** Start RECORDS FOR THIS EXERCISE **

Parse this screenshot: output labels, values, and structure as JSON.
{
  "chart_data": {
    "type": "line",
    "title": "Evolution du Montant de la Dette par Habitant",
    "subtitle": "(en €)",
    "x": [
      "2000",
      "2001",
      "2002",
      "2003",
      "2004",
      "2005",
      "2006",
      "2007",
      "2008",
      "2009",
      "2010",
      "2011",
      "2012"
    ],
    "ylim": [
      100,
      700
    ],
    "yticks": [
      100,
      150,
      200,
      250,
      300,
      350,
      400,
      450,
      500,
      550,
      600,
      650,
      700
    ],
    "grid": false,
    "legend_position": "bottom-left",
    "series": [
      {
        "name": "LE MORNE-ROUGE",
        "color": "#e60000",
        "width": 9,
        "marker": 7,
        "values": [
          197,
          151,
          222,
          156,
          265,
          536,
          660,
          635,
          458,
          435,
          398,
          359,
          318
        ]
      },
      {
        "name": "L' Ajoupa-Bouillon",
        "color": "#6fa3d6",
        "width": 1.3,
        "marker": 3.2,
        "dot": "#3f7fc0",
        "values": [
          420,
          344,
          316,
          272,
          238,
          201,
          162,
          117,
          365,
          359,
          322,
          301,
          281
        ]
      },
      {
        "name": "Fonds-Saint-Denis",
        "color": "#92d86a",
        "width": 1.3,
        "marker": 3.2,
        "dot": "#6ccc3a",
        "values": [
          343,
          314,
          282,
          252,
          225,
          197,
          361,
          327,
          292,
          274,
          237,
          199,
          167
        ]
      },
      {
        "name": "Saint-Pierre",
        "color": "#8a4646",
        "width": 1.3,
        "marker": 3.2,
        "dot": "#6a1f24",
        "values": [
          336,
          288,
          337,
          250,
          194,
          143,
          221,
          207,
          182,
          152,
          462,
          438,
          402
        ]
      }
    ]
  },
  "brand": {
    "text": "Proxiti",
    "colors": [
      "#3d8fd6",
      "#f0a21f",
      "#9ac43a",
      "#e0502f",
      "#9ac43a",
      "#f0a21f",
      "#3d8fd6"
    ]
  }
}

** End RECORDS FOR THIS EXERCISE **

Wherever a line in the data above holds "Saint", copy that line.

        "name": "Fonds-Saint-Denis",
        "name": "Saint-Pierre",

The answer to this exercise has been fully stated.